* Goal
Pick out and copy every line below that has the word "this".

[start of Given data]

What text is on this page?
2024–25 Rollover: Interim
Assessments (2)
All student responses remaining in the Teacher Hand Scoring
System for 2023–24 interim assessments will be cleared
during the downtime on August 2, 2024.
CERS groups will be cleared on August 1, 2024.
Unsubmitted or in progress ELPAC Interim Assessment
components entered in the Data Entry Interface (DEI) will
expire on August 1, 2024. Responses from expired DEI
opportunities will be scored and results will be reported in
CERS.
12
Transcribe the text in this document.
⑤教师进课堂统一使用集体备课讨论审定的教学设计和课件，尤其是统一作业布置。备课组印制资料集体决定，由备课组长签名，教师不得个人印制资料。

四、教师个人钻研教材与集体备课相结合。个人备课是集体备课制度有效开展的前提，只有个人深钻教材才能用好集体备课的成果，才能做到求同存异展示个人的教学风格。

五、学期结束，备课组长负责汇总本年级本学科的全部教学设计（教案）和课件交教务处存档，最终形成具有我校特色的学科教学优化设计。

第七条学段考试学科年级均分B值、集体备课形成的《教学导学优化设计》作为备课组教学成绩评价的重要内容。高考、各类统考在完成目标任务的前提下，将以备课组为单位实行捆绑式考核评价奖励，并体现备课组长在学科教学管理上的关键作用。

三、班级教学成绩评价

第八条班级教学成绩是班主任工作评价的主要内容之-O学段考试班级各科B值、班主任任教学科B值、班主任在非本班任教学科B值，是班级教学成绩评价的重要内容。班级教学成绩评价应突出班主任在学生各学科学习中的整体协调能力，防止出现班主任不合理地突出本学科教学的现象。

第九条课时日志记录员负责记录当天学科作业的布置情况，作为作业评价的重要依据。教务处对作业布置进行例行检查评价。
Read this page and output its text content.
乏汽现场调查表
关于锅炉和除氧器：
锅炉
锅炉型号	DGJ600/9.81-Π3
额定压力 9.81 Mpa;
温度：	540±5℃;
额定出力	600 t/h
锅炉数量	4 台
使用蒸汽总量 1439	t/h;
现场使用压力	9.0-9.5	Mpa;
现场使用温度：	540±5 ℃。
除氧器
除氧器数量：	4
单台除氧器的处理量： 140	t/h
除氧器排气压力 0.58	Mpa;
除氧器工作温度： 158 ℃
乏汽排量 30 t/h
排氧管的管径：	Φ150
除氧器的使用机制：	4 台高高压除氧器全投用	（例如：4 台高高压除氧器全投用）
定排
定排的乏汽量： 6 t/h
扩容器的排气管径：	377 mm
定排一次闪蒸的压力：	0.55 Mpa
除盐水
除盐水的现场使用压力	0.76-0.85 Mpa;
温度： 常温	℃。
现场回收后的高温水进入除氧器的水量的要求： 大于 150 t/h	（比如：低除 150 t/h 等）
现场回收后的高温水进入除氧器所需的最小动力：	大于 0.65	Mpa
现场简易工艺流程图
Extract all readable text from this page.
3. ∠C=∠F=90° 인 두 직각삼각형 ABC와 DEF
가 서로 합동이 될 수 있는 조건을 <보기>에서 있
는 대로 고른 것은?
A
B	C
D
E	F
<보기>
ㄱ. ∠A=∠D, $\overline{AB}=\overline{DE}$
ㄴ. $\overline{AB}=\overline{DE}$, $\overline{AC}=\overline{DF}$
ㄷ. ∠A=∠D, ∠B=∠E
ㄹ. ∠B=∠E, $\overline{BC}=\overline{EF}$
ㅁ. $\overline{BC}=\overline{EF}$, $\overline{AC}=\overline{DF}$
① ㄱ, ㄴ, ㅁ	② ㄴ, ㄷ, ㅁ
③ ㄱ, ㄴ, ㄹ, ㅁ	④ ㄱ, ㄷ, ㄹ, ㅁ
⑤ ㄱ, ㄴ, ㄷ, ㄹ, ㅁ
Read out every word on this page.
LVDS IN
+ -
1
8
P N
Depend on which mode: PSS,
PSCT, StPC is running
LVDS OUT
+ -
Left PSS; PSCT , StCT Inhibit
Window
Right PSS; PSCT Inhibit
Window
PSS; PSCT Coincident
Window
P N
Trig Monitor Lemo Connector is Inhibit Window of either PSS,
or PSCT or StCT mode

[end of Given data]

* Exercise solution
What text is on this page?
Transcribe the text in this document.
Read this page and output its text content.
Extract all readable text from this page.
Read out every word on this page.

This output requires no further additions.